### [TASK REQUIREMENTS]
Copy the records below exactly, omitting any pictures they contain.

(Stored entries)
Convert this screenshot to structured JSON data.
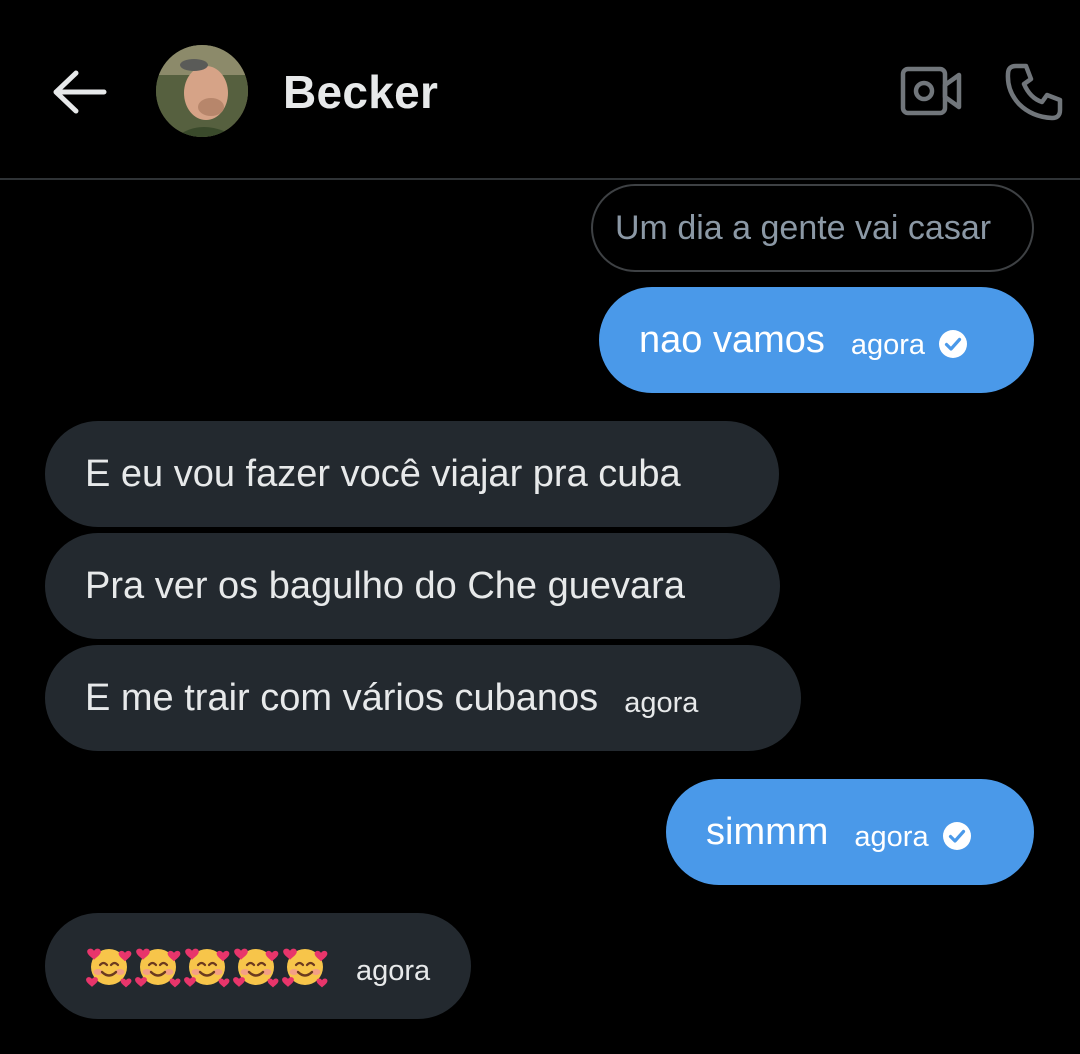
{
  "header": {
    "contact_name": "Becker",
    "icons": {
      "back": "arrow-left-icon",
      "video": "video-camera-icon",
      "call": "phone-icon"
    }
  },
  "messages": {
    "quoted_text": "Um dia a gente vai casar",
    "sent_1": {
      "text": "nao vamos",
      "time": "agora",
      "status_icon": "check-circle-icon"
    },
    "received_1": {
      "text": "E eu vou fazer você viajar pra cuba"
    },
    "received_2": {
      "text": "Pra ver os bagulho do Che guevara"
    },
    "received_3": {
      "text": "E me trair com vários cubanos",
      "time": "agora"
    },
    "sent_2": {
      "text": "simmm",
      "time": "agora",
      "status_icon": "check-circle-icon"
    },
    "received_4": {
      "emoji_name": "smiling-face-with-hearts-emoji",
      "emoji_count": 5,
      "time": "agora"
    }
  },
  "colors": {
    "background": "#000000",
    "sent_bubble": "#4a99e9",
    "received_bubble": "#23292f",
    "text_primary": "#e7e9ea",
    "text_muted": "#8b98a5"
  }
}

### [SOLUTION]
Convert this screenshot to structured JSON data.
{
  "header": {
    "contact_name": "Becker",
    "icons": {
      "back": "arrow-left-icon",
      "video": "video-camera-icon",
      "call": "phone-icon"
    }
  },
  "messages": {
    "quoted_text": "Um dia a gente vai casar",
    "sent_1": {
      "text": "nao vamos",
      "time": "agora",
      "status_icon": "check-circle-icon"
    },
    "received_1": {
      "text": "E eu vou fazer você viajar pra cuba"
    },
    "received_2": {
      "text": "Pra ver os bagulho do Che guevara"
    },
    "received_3": {
      "text": "E me trair com vários cubanos",
      "time": "agora"
    },
    "sent_2": {
      "text": "simmm",
      "time": "agora",
      "status_icon": "check-circle-icon"
    },
    "received_4": {
      "emoji_name": "smiling-face-with-hearts-emoji",
      "emoji_count": 5,
      "time": "agora"
    }
  },
  "colors": {
    "background": "#000000",
    "sent_bubble": "#4a99e9",
    "received_bubble": "#23292f",
    "text_primary": "#e7e9ea",
    "text_muted": "#8b98a5"
  }
}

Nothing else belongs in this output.